=== Required task ===
Without the images, print all the entries below exactly as given.

=== Provided entries ===
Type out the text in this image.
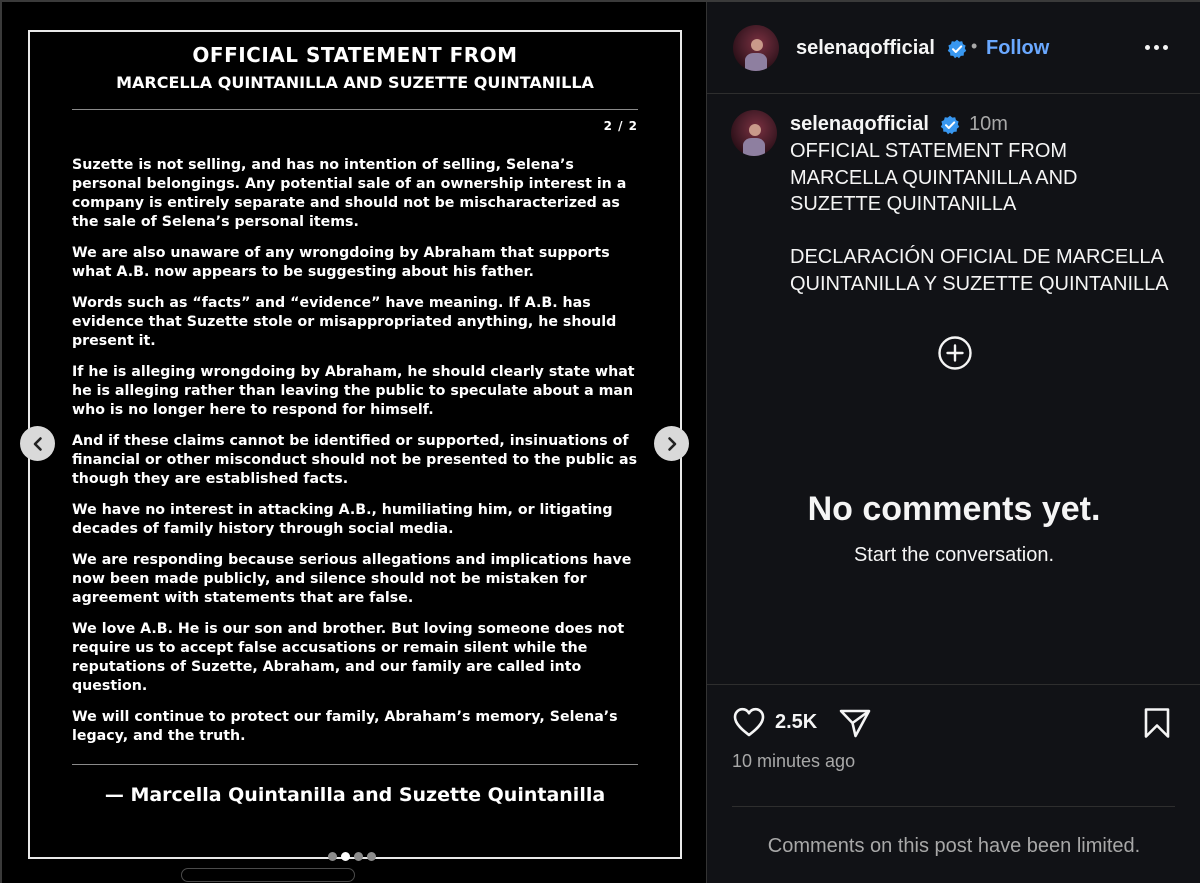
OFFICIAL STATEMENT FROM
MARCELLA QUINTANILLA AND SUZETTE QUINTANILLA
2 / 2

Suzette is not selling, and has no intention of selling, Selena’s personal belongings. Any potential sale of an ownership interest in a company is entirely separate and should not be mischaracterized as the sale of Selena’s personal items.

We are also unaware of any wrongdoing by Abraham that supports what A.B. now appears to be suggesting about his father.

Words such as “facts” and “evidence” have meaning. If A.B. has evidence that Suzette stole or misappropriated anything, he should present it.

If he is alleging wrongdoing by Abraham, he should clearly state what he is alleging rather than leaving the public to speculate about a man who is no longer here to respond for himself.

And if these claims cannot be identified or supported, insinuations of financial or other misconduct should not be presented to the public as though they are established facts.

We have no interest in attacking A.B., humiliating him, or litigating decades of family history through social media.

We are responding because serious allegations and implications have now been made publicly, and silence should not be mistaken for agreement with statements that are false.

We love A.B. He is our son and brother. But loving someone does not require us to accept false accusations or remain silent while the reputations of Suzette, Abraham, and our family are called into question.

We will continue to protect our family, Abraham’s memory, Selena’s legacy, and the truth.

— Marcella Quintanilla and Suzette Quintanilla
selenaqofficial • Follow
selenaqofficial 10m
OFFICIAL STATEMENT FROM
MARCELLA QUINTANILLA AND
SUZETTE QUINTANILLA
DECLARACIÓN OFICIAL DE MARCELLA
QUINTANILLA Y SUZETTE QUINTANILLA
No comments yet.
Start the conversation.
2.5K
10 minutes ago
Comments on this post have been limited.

=== Solution ===
Type out the text in this image.
OFFICIAL STATEMENT FROM
MARCELLA QUINTANILLA AND SUZETTE QUINTANILLA
2 / 2

Suzette is not selling, and has no intention of selling, Selena’s personal belongings. Any potential sale of an ownership interest in a company is entirely separate and should not be mischaracterized as the sale of Selena’s personal items.

We are also unaware of any wrongdoing by Abraham that supports what A.B. now appears to be suggesting about his father.

Words such as “facts” and “evidence” have meaning. If A.B. has evidence that Suzette stole or misappropriated anything, he should present it.

If he is alleging wrongdoing by Abraham, he should clearly state what he is alleging rather than leaving the public to speculate about a man who is no longer here to respond for himself.

And if these claims cannot be identified or supported, insinuations of financial or other misconduct should not be presented to the public as though they are established facts.

We have no interest in attacking A.B., humiliating him, or litigating decades of family history through social media.

We are responding because serious allegations and implications have now been made publicly, and silence should not be mistaken for agreement with statements that are false.

We love A.B. He is our son and brother. But loving someone does not require us to accept false accusations or remain silent while the reputations of Suzette, Abraham, and our family are called into question.

We will continue to protect our family, Abraham’s memory, Selena’s legacy, and the truth.

— Marcella Quintanilla and Suzette Quintanilla
selenaqofficial • Follow
selenaqofficial 10m
OFFICIAL STATEMENT FROM
MARCELLA QUINTANILLA AND
SUZETTE QUINTANILLA
DECLARACIÓN OFICIAL DE MARCELLA
QUINTANILLA Y SUZETTE QUINTANILLA
No comments yet.
Start the conversation.
2.5K
10 minutes ago
Comments on this post have been limited.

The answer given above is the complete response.